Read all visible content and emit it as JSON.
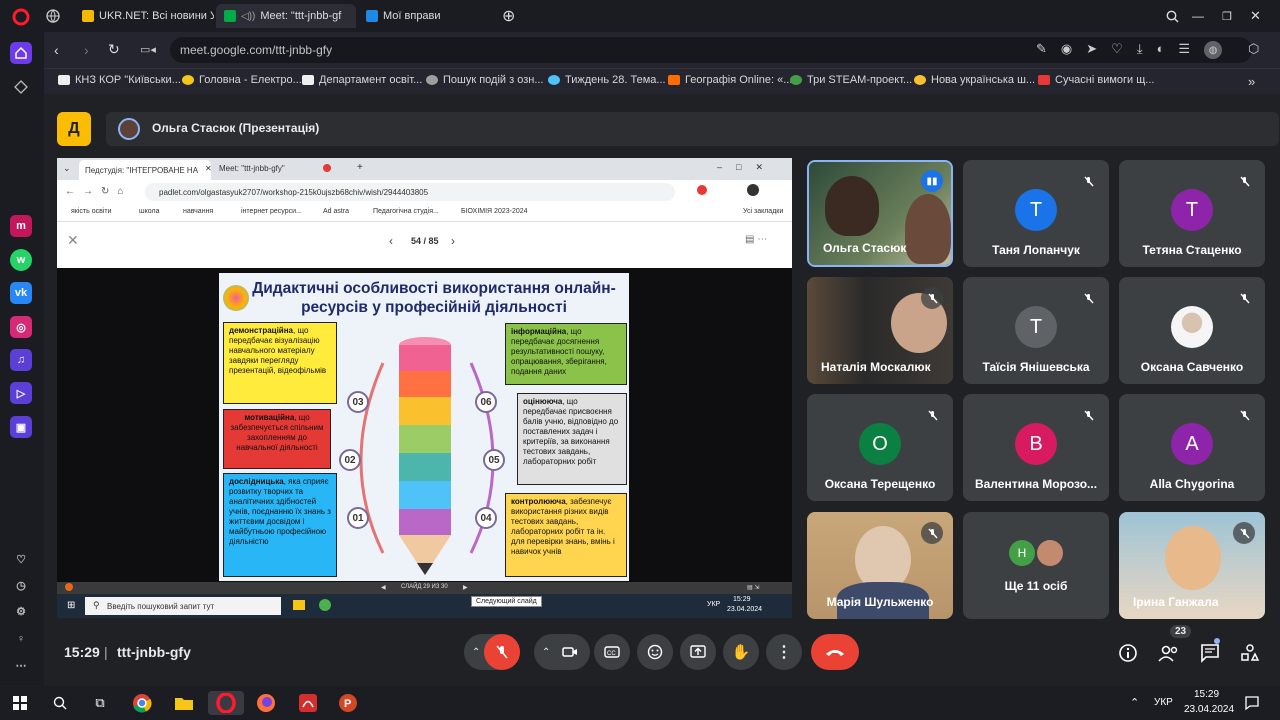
{
  "browser": {
    "tabs": [
      {
        "title": "UKR.NET: Всі новини Укр"
      },
      {
        "title": "Meet: \"ttt-jnbb-gf"
      },
      {
        "title": "Мої вправи"
      }
    ],
    "url": "meet.google.com/ttt-jnbb-gfy",
    "bookmarks": [
      "КНЗ КОР \"Київськи...",
      "Головна - Електро...",
      "Департамент освіт...",
      "Пошук подій з озн...",
      "Тиждень 28. Тема...",
      "Географія Online: «...",
      "Три STEAM-проект...",
      "Нова українська ш...",
      "Сучасні вимоги щ..."
    ]
  },
  "meet": {
    "presenter_title": "Ольга Стасюк (Презентація)",
    "meeting_code": "ttt-jnbb-gfy",
    "time": "15:29",
    "participant_count": "23",
    "more_count_label": "Ще 11 осіб",
    "participants": [
      {
        "name": "Ольга Стасюк",
        "type": "video",
        "speaking": true
      },
      {
        "name": "Таня Лопанчук",
        "initial": "T",
        "color": "#1a73e8"
      },
      {
        "name": "Тетяна Стаценко",
        "initial": "T",
        "color": "#8e24aa"
      },
      {
        "name": "Наталія Москалюк",
        "type": "video"
      },
      {
        "name": "Таїсія Янішевська",
        "initial": "T",
        "color": "#5f6368"
      },
      {
        "name": "Оксана Савченко",
        "type": "photo"
      },
      {
        "name": "Оксана Терещенко",
        "initial": "O",
        "color": "#0b8043"
      },
      {
        "name": "Валентина Морозо...",
        "initial": "B",
        "color": "#d81b60"
      },
      {
        "name": "Alla Chygorina",
        "initial": "A",
        "color": "#8e24aa"
      },
      {
        "name": "Марія Шульженко",
        "type": "video"
      },
      {
        "name": "Ірина Ганжала",
        "type": "video"
      }
    ]
  },
  "shared": {
    "tabs": [
      "Педстудія: \"ІНТЕГРОВАНЕ НА",
      "Meet: \"ttt-jnbb-gfy\""
    ],
    "url": "padlet.com/olgastasyuk2707/workshop-215k0ujszb68chiv/wish/2944403805",
    "bookmarks": [
      "якість освіти",
      "школа",
      "навчання",
      "інтернет ресурси...",
      "Ad astra",
      "Педагогічна студія...",
      "БІОХІМІЯ 2023-2024",
      "Усі закладки"
    ],
    "page_counter": "54 / 85",
    "slide_title": "Дидактичні особливості використання онлайн-ресурсів у професійній діяльності",
    "boxes": [
      {
        "bold": "демонстраційна",
        "text": ", що передбачає візуалізацію навчального матеріалу завдяки перегляду презентацій, відеофільмів"
      },
      {
        "bold": "мотиваційна",
        "text": ", що забезпечується спільним захопленням до навчальної діяльності"
      },
      {
        "bold": "дослідницька",
        "text": ", яка сприяє розвитку творчих та аналітичних здібностей учнів, поєднанню їх знань з життєвим досвідом і майбутньою професійною діяльністю"
      },
      {
        "bold": "інформаційна",
        "text": ", що передбачає досягнення результативності пошуку, опрацювання, зберігання, подання даних"
      },
      {
        "bold": "оцінююча",
        "text": ", що передбачає присвоєння балів учню, відповідно до поставлених задач і критеріїв, за виконання тестових завдань, лабораторних робіт"
      },
      {
        "bold": "контролююча",
        "text": ", забезпечує використання різних видів тестових завдань, лабораторних робіт та ін. для перевірки знань, вмінь і навичок учнів"
      }
    ],
    "numbers": [
      "01",
      "02",
      "03",
      "04",
      "05",
      "06"
    ],
    "slide_status": "СЛАЙД 29 ИЗ 30",
    "tooltip": "Следующий слайд",
    "search_placeholder": "Введіть пошуковий запит тут",
    "lang": "УКР",
    "time": "15:29",
    "date": "23.04.2024"
  },
  "taskbar": {
    "lang": "УКР",
    "time": "15:29",
    "date": "23.04.2024"
  },
  "colors": {
    "accent": "#8ab4f8",
    "end_call": "#ea4335",
    "app_badge": "#fbbc04"
  }
}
-=-=-=-=-
- _What you need to do_: In the entries above, find each line with the word "Стасюк" and copy it.

- _Output below_:
    "presenter_title": "Ольга Стасюк (Презентація)",
        "name": "Ольга Стасюк",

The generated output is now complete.